* _Given entries_
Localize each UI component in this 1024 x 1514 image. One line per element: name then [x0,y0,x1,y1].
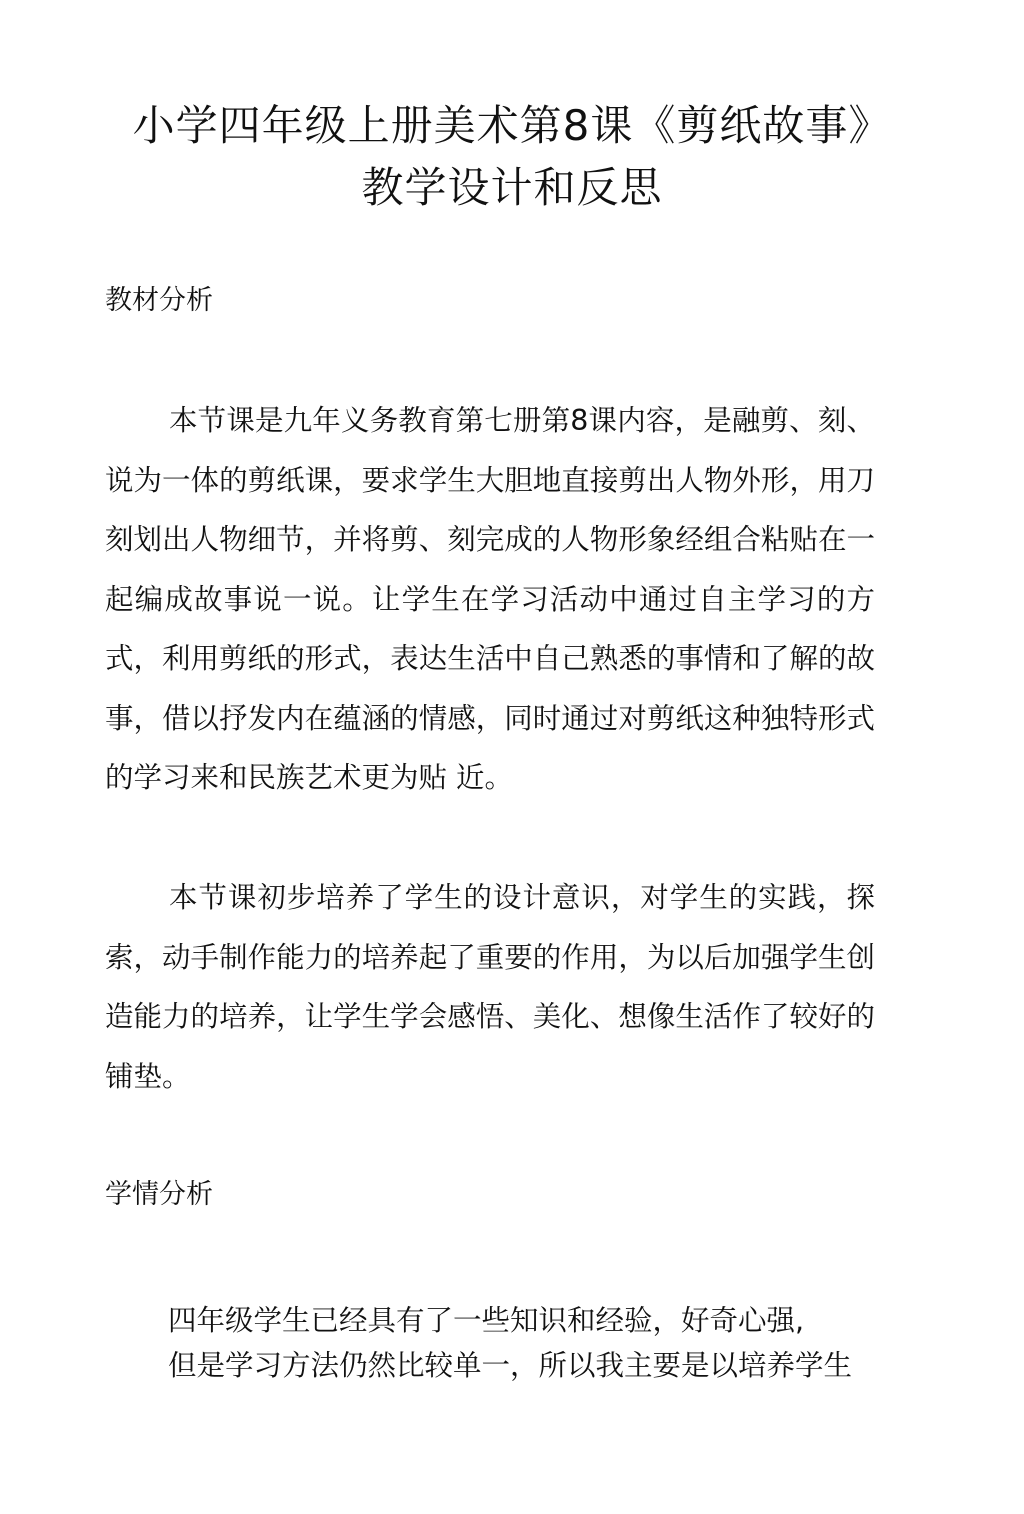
document-title-line-2: 教学设计和反思 [361,163,663,212]
section-heading-student-analysis: 学情分析 [105,1179,213,1210]
paragraph-student-analysis-line-1: 四年级学生已经具有了一些知识和经验，好奇心强, [168,1304,805,1337]
paragraph-textbook-analysis-2: 本节课初步培养了学生的设计意识，对学生的实践，探索，动手制作能力的培养起了重要的作用，为以后加强学生创造能力的培养，让学生学会感悟、美化、想像生活作了较好的铺垫。 [105,881,875,1093]
paragraph-textbook-analysis-1: 本节课是九年义务教育第七册第8课内容，是融剪、刻、说为一体的剪纸课，要求学生大胆地直接剪出人物外形，用刀刻划出人物细节，并将剪、刻完成的人物形象经组合粘贴在一起编成故事说一说。让学生在学习活动中通过自主学习的方式，利用剪纸的形式，表达生活中自己熟悉的事情和了解的故事，借以抒发内在蕴涵的情感，同时通过对剪纸这种独特形式的学习来和民族艺术更为贴 近。 [105,404,875,794]
section-heading-textbook-analysis: 教材分析 [105,285,213,316]
document-title-line-1: 小学四年级上册美术第8课《剪纸故事》 [132,101,892,150]
paragraph-student-analysis-line-2: 但是学习方法仍然比较单一，所以我主要是以培养学生 [168,1349,853,1382]
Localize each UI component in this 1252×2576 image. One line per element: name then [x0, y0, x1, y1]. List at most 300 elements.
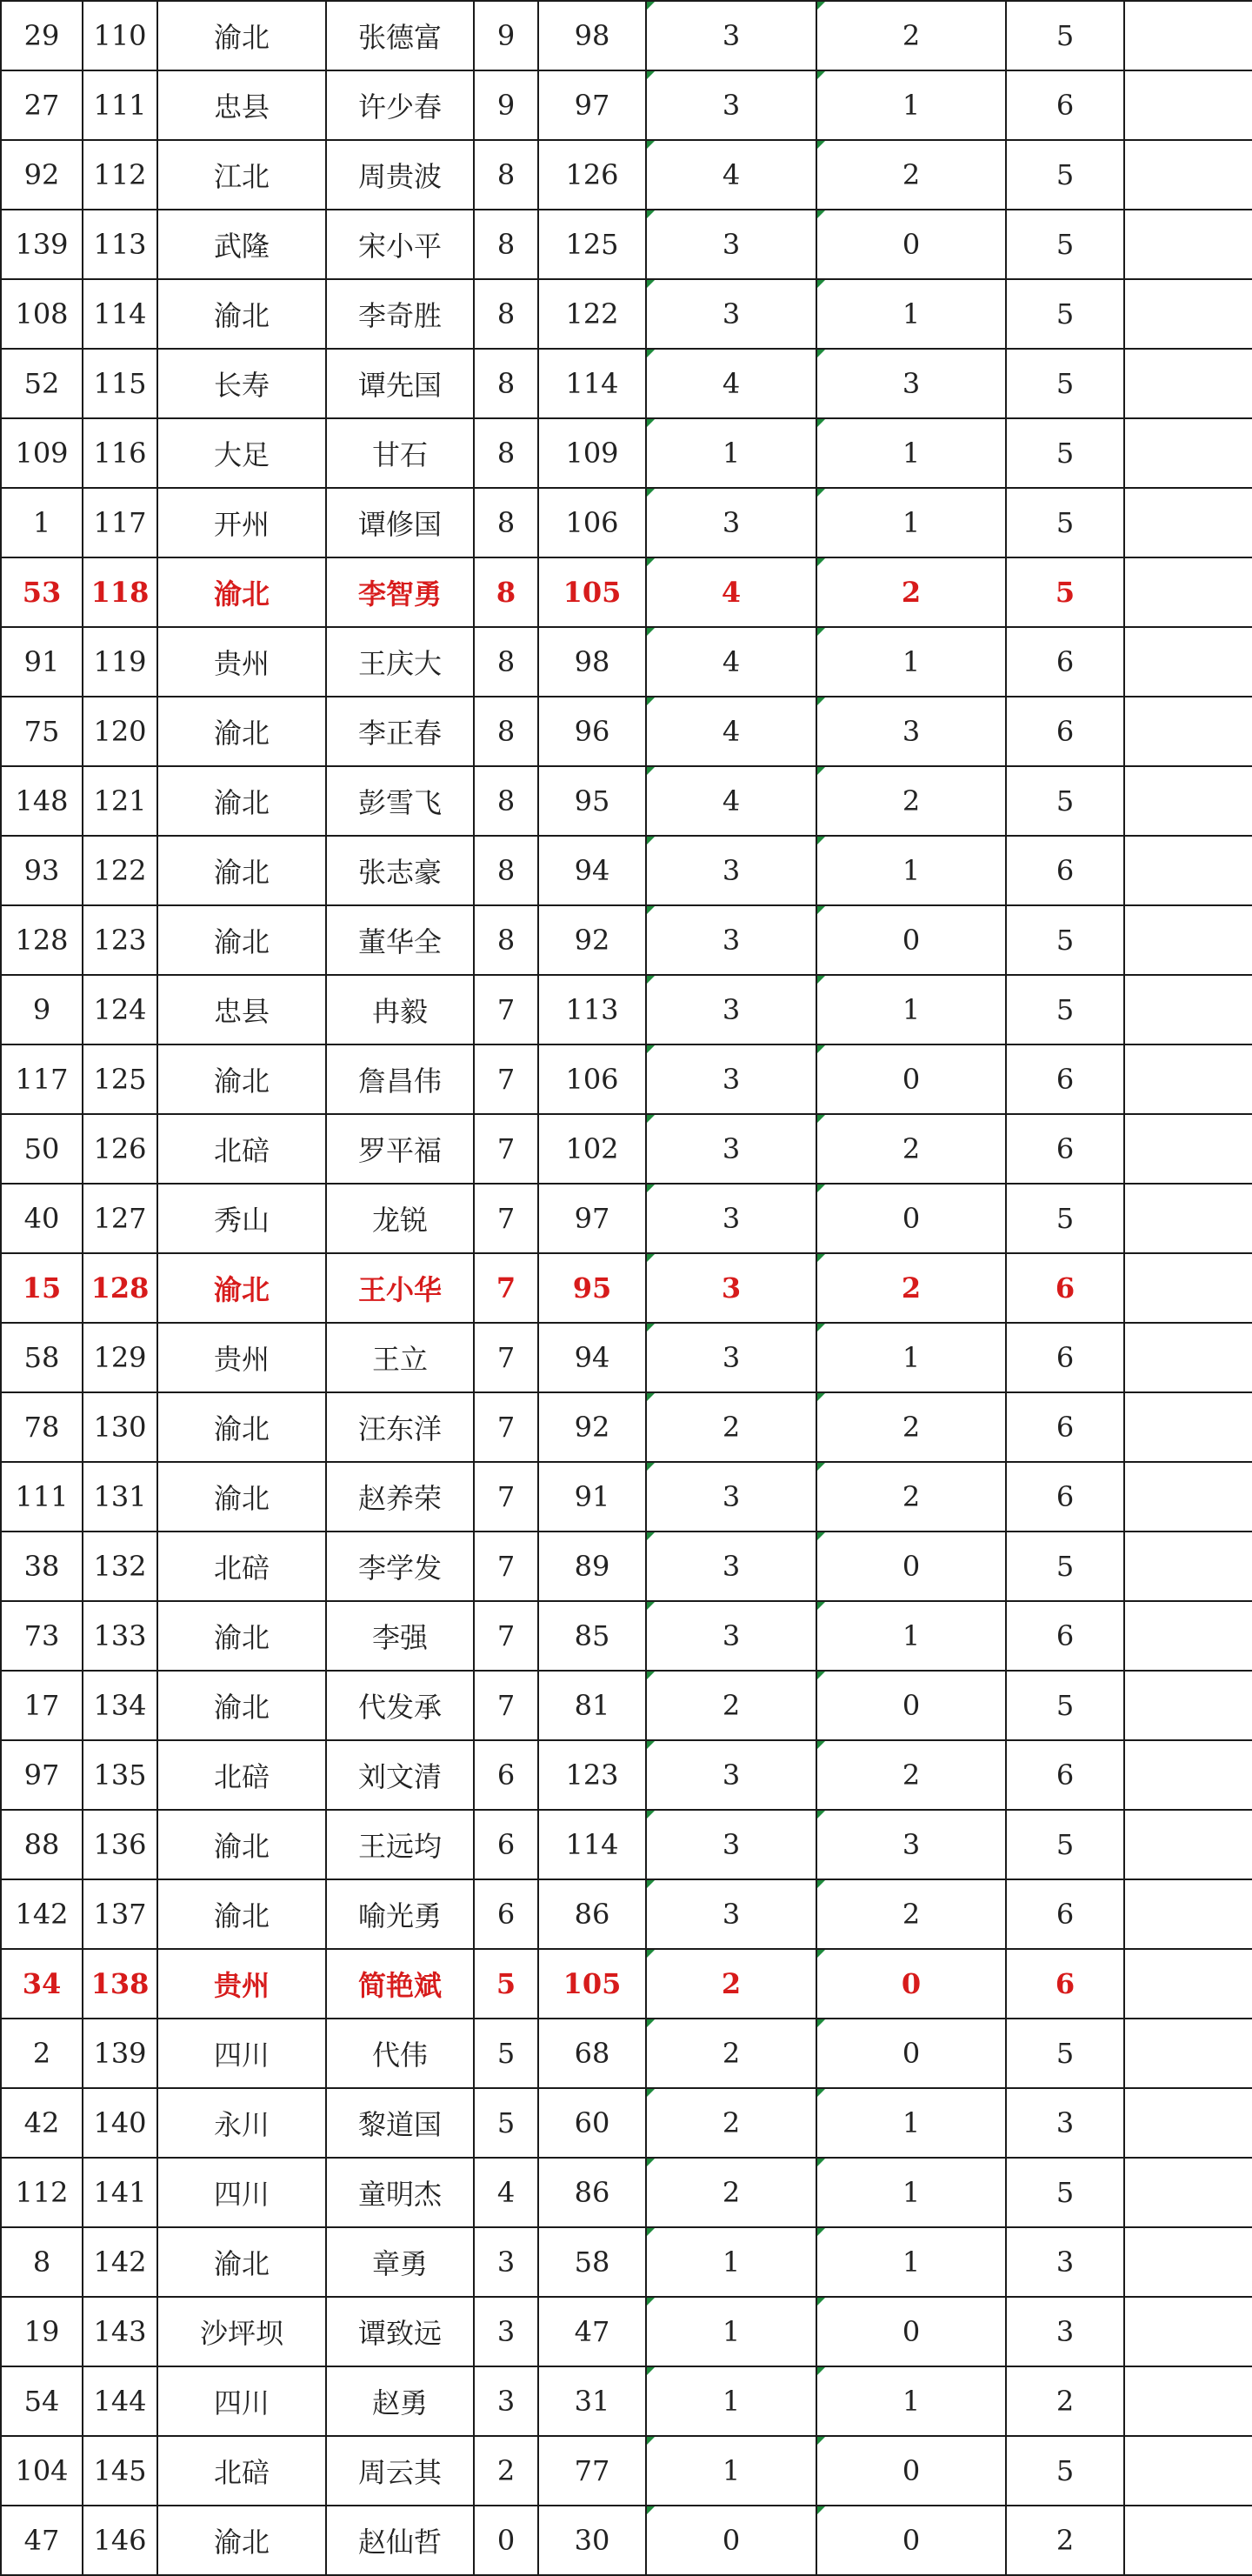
region-cell: 渝北: [157, 1671, 326, 1740]
rank-number-cell: 127: [83, 1184, 157, 1253]
score-cell: 5: [474, 1949, 538, 2019]
points-cell: 122: [538, 279, 646, 349]
seq-number-cell: 27: [1, 70, 83, 140]
points-cell: 86: [538, 2158, 646, 2227]
col-8-cell: 1: [816, 418, 1006, 488]
region-cell: 渝北: [157, 697, 326, 766]
col-8-cell: 1: [816, 488, 1006, 557]
seq-number-cell: 93: [1, 836, 83, 905]
table-row: [1, 140, 1252, 210]
region-cell: 武隆: [157, 210, 326, 279]
region-cell: 渝北: [157, 1044, 326, 1114]
table-row: [1, 2297, 1252, 2366]
seq-number-cell: 52: [1, 349, 83, 418]
col-8-cell: 0: [816, 1184, 1006, 1253]
col-9-cell: 5: [1006, 279, 1124, 349]
region-cell: 北碚: [157, 1740, 326, 1810]
rank-number-cell: 131: [83, 1462, 157, 1532]
table-row: [1, 627, 1252, 697]
empty-cell: [1124, 279, 1252, 349]
points-cell: 114: [538, 349, 646, 418]
player-name-cell: 周贵波: [326, 140, 474, 210]
points-cell: 92: [538, 1392, 646, 1462]
col-9-cell: 6: [1006, 627, 1124, 697]
region-cell: 渝北: [157, 279, 326, 349]
score-cell: 7: [474, 1532, 538, 1601]
seq-number-cell: 75: [1, 697, 83, 766]
rank-number-cell: 122: [83, 836, 157, 905]
table-row: [1, 2506, 1252, 2575]
score-cell: 8: [474, 279, 538, 349]
player-name-cell: 赵养荣: [326, 1462, 474, 1532]
seq-number-cell: 148: [1, 766, 83, 836]
col-7-cell: 3: [646, 279, 816, 349]
player-name-cell: 黎道国: [326, 2088, 474, 2158]
score-cell: 8: [474, 627, 538, 697]
score-cell: 7: [474, 1114, 538, 1184]
points-cell: 98: [538, 627, 646, 697]
region-cell: 江北: [157, 140, 326, 210]
table-body: [1, 1, 1252, 2575]
col-7-cell: 3: [646, 1810, 816, 1879]
points-cell: 125: [538, 210, 646, 279]
score-cell: 3: [474, 2366, 538, 2436]
player-name-cell: 许少春: [326, 70, 474, 140]
col-8-cell: 2: [816, 1462, 1006, 1532]
empty-cell: [1124, 1810, 1252, 1879]
player-name-cell: 彭雪飞: [326, 766, 474, 836]
table-row: [1, 1323, 1252, 1392]
col-7-cell: 4: [646, 627, 816, 697]
col-7-cell: 3: [646, 1740, 816, 1810]
table-row: [1, 2158, 1252, 2227]
empty-cell: [1124, 2088, 1252, 2158]
player-name-cell: 冉毅: [326, 975, 474, 1044]
empty-cell: [1124, 1740, 1252, 1810]
col-9-cell: 2: [1006, 2366, 1124, 2436]
score-cell: 3: [474, 2227, 538, 2297]
seq-number-cell: 91: [1, 627, 83, 697]
points-cell: 95: [538, 1253, 646, 1323]
region-cell: 渝北: [157, 1, 326, 70]
col-7-cell: 3: [646, 210, 816, 279]
col-8-cell: 2: [816, 1879, 1006, 1949]
rank-number-cell: 123: [83, 905, 157, 975]
player-name-cell: 谭致远: [326, 2297, 474, 2366]
player-name-cell: 张德富: [326, 1, 474, 70]
table-row: [1, 1879, 1252, 1949]
score-cell: 5: [474, 2088, 538, 2158]
score-cell: 7: [474, 1253, 538, 1323]
rank-number-cell: 143: [83, 2297, 157, 2366]
region-cell: 贵州: [157, 1949, 326, 2019]
player-name-cell: 喻光勇: [326, 1879, 474, 1949]
col-7-cell: 3: [646, 1184, 816, 1253]
rank-number-cell: 116: [83, 418, 157, 488]
empty-cell: [1124, 1671, 1252, 1740]
rank-number-cell: 139: [83, 2019, 157, 2088]
region-cell: 渝北: [157, 766, 326, 836]
score-cell: 7: [474, 1462, 538, 1532]
seq-number-cell: 104: [1, 2436, 83, 2506]
points-cell: 94: [538, 836, 646, 905]
col-8-cell: 0: [816, 2297, 1006, 2366]
points-cell: 97: [538, 1184, 646, 1253]
points-cell: 77: [538, 2436, 646, 2506]
player-name-cell: 童明杰: [326, 2158, 474, 2227]
points-cell: 98: [538, 1, 646, 70]
table-row: [1, 2436, 1252, 2506]
col-9-cell: 5: [1006, 1671, 1124, 1740]
region-cell: 开州: [157, 488, 326, 557]
player-name-cell: 李学发: [326, 1532, 474, 1601]
empty-cell: [1124, 697, 1252, 766]
seq-number-cell: 58: [1, 1323, 83, 1392]
seq-number-cell: 73: [1, 1601, 83, 1671]
score-cell: 9: [474, 1, 538, 70]
col-7-cell: 3: [646, 905, 816, 975]
points-cell: 114: [538, 1810, 646, 1879]
points-cell: 123: [538, 1740, 646, 1810]
col-7-cell: 1: [646, 2297, 816, 2366]
region-cell: 渝北: [157, 1253, 326, 1323]
table-row: [1, 1, 1252, 70]
points-cell: 109: [538, 418, 646, 488]
table-row: [1, 2019, 1252, 2088]
seq-number-cell: 112: [1, 2158, 83, 2227]
points-cell: 58: [538, 2227, 646, 2297]
col-8-cell: 1: [816, 2158, 1006, 2227]
score-cell: 7: [474, 1671, 538, 1740]
player-name-cell: 代伟: [326, 2019, 474, 2088]
table-row: [1, 975, 1252, 1044]
col-8-cell: 2: [816, 1, 1006, 70]
points-cell: 47: [538, 2297, 646, 2366]
col-8-cell: 1: [816, 627, 1006, 697]
score-cell: 7: [474, 1044, 538, 1114]
col-7-cell: 4: [646, 697, 816, 766]
empty-cell: [1124, 418, 1252, 488]
col-9-cell: 6: [1006, 70, 1124, 140]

* _Task goal_
Reproduce every line of the entries above without any change, leaving out the pictures.

* _Correct response_
Localize each UI component in this 1024 x 1514 image. One line per element: name then [x0,y0,x1,y1].
document-title-line-2: 教学设计和反思 [361,163,663,212]
section-heading-student-analysis: 学情分析 [105,1179,213,1210]
paragraph-student-analysis-line-1: 四年级学生已经具有了一些知识和经验，好奇心强, [168,1304,805,1337]
paragraph-textbook-analysis-2: 本节课初步培养了学生的设计意识，对学生的实践，探索，动手制作能力的培养起了重要的作用，为以后加强学生创造能力的培养，让学生学会感悟、美化、想像生活作了较好的铺垫。 [105,881,875,1093]
paragraph-textbook-analysis-1: 本节课是九年义务教育第七册第8课内容，是融剪、刻、说为一体的剪纸课，要求学生大胆地直接剪出人物外形，用刀刻划出人物细节，并将剪、刻完成的人物形象经组合粘贴在一起编成故事说一说。让学生在学习活动中通过自主学习的方式，利用剪纸的形式，表达生活中自己熟悉的事情和了解的故事，借以抒发内在蕴涵的情感，同时通过对剪纸这种独特形式的学习来和民族艺术更为贴 近。 [105,404,875,794]
section-heading-textbook-analysis: 教材分析 [105,285,213,316]
document-title-line-1: 小学四年级上册美术第8课《剪纸故事》 [132,101,892,150]
paragraph-student-analysis-line-2: 但是学习方法仍然比较单一，所以我主要是以培养学生 [168,1349,853,1382]
Localize each UI component in this 1252×2576 image. One line per element: name then [x0, y0, x1, y1]. List at most 300 elements.
region-cell: 渝北: [157, 1671, 326, 1740]
rank-number-cell: 127: [83, 1184, 157, 1253]
score-cell: 5: [474, 1949, 538, 2019]
points-cell: 122: [538, 279, 646, 349]
seq-number-cell: 27: [1, 70, 83, 140]
points-cell: 86: [538, 2158, 646, 2227]
col-8-cell: 1: [816, 418, 1006, 488]
region-cell: 渝北: [157, 697, 326, 766]
col-8-cell: 1: [816, 488, 1006, 557]
seq-number-cell: 93: [1, 836, 83, 905]
table-row: [1, 140, 1252, 210]
region-cell: 武隆: [157, 210, 326, 279]
region-cell: 渝北: [157, 1044, 326, 1114]
table-row: [1, 2297, 1252, 2366]
seq-number-cell: 52: [1, 349, 83, 418]
col-8-cell: 0: [816, 1184, 1006, 1253]
col-9-cell: 5: [1006, 279, 1124, 349]
region-cell: 北碚: [157, 1740, 326, 1810]
rank-number-cell: 131: [83, 1462, 157, 1532]
table-row: [1, 627, 1252, 697]
empty-cell: [1124, 279, 1252, 349]
points-cell: 114: [538, 349, 646, 418]
player-name-cell: 周贵波: [326, 140, 474, 210]
points-cell: 92: [538, 1392, 646, 1462]
col-9-cell: 6: [1006, 627, 1124, 697]
region-cell: 渝北: [157, 279, 326, 349]
score-cell: 7: [474, 1532, 538, 1601]
seq-number-cell: 75: [1, 697, 83, 766]
rank-number-cell: 122: [83, 836, 157, 905]
table-row: [1, 2506, 1252, 2575]
score-cell: 8: [474, 279, 538, 349]
player-name-cell: 赵养荣: [326, 1462, 474, 1532]
seq-number-cell: 148: [1, 766, 83, 836]
col-7-cell: 3: [646, 279, 816, 349]
player-name-cell: 黎道国: [326, 2088, 474, 2158]
score-cell: 8: [474, 627, 538, 697]
score-cell: 7: [474, 1114, 538, 1184]
points-cell: 98: [538, 627, 646, 697]
region-cell: 江北: [157, 140, 326, 210]
table-body: [1, 1, 1252, 2575]
col-7-cell: 3: [646, 1810, 816, 1879]
points-cell: 125: [538, 210, 646, 279]
score-cell: 3: [474, 2366, 538, 2436]
player-name-cell: 许少春: [326, 70, 474, 140]
col-8-cell: 2: [816, 1462, 1006, 1532]
empty-cell: [1124, 1810, 1252, 1879]
player-name-cell: 彭雪飞: [326, 766, 474, 836]
table-row: [1, 1323, 1252, 1392]
col-7-cell: 4: [646, 627, 816, 697]
col-7-cell: 3: [646, 1740, 816, 1810]
table-row: [1, 2158, 1252, 2227]
empty-cell: [1124, 2088, 1252, 2158]
player-name-cell: 冉毅: [326, 975, 474, 1044]
empty-cell: [1124, 1740, 1252, 1810]
col-9-cell: 2: [1006, 2366, 1124, 2436]
score-cell: 3: [474, 2227, 538, 2297]
seq-number-cell: 91: [1, 627, 83, 697]
points-cell: 95: [538, 1253, 646, 1323]
region-cell: 渝北: [157, 1, 326, 70]
col-7-cell: 3: [646, 210, 816, 279]
col-8-cell: 2: [816, 1879, 1006, 1949]
rank-number-cell: 123: [83, 905, 157, 975]
player-name-cell: 谭致远: [326, 2297, 474, 2366]
player-name-cell: 张德富: [326, 1, 474, 70]
table-row: [1, 1879, 1252, 1949]
score-cell: 5: [474, 2088, 538, 2158]
score-cell: 7: [474, 1253, 538, 1323]
rank-number-cell: 143: [83, 2297, 157, 2366]
region-cell: 贵州: [157, 1949, 326, 2019]
player-name-cell: 喻光勇: [326, 1879, 474, 1949]
col-7-cell: 3: [646, 1184, 816, 1253]
rank-number-cell: 116: [83, 418, 157, 488]
empty-cell: [1124, 1671, 1252, 1740]
rank-number-cell: 139: [83, 2019, 157, 2088]
region-cell: 渝北: [157, 766, 326, 836]
score-cell: 7: [474, 1462, 538, 1532]
seq-number-cell: 104: [1, 2436, 83, 2506]
points-cell: 94: [538, 836, 646, 905]
col-8-cell: 0: [816, 2297, 1006, 2366]
points-cell: 97: [538, 1184, 646, 1253]
points-cell: 77: [538, 2436, 646, 2506]
player-name-cell: 童明杰: [326, 2158, 474, 2227]
points-cell: 98: [538, 1, 646, 70]
table-row: [1, 2436, 1252, 2506]
col-9-cell: 5: [1006, 1671, 1124, 1740]
region-cell: 开州: [157, 488, 326, 557]
player-name-cell: 李学发: [326, 1532, 474, 1601]
empty-cell: [1124, 697, 1252, 766]
seq-number-cell: 58: [1, 1323, 83, 1392]
seq-number-cell: 73: [1, 1601, 83, 1671]
score-cell: 9: [474, 1, 538, 70]
col-7-cell: 3: [646, 905, 816, 975]
points-cell: 114: [538, 1810, 646, 1879]
points-cell: 123: [538, 1740, 646, 1810]
col-7-cell: 1: [646, 2297, 816, 2366]
region-cell: 渝北: [157, 1253, 326, 1323]
table-row: [1, 1, 1252, 70]
points-cell: 109: [538, 418, 646, 488]
table-row: [1, 2019, 1252, 2088]
seq-number-cell: 112: [1, 2158, 83, 2227]
points-cell: 58: [538, 2227, 646, 2297]
col-8-cell: 1: [816, 2158, 1006, 2227]
score-cell: 7: [474, 1671, 538, 1740]
player-name-cell: 代伟: [326, 2019, 474, 2088]
table-row: [1, 975, 1252, 1044]
col-8-cell: 2: [816, 1, 1006, 70]
points-cell: 47: [538, 2297, 646, 2366]
col-8-cell: 1: [816, 627, 1006, 697]
score-cell: 7: [474, 1044, 538, 1114]
col-7-cell: 4: [646, 697, 816, 766]
empty-cell: [1124, 418, 1252, 488]
col-9-cell: 6: [1006, 70, 1124, 140]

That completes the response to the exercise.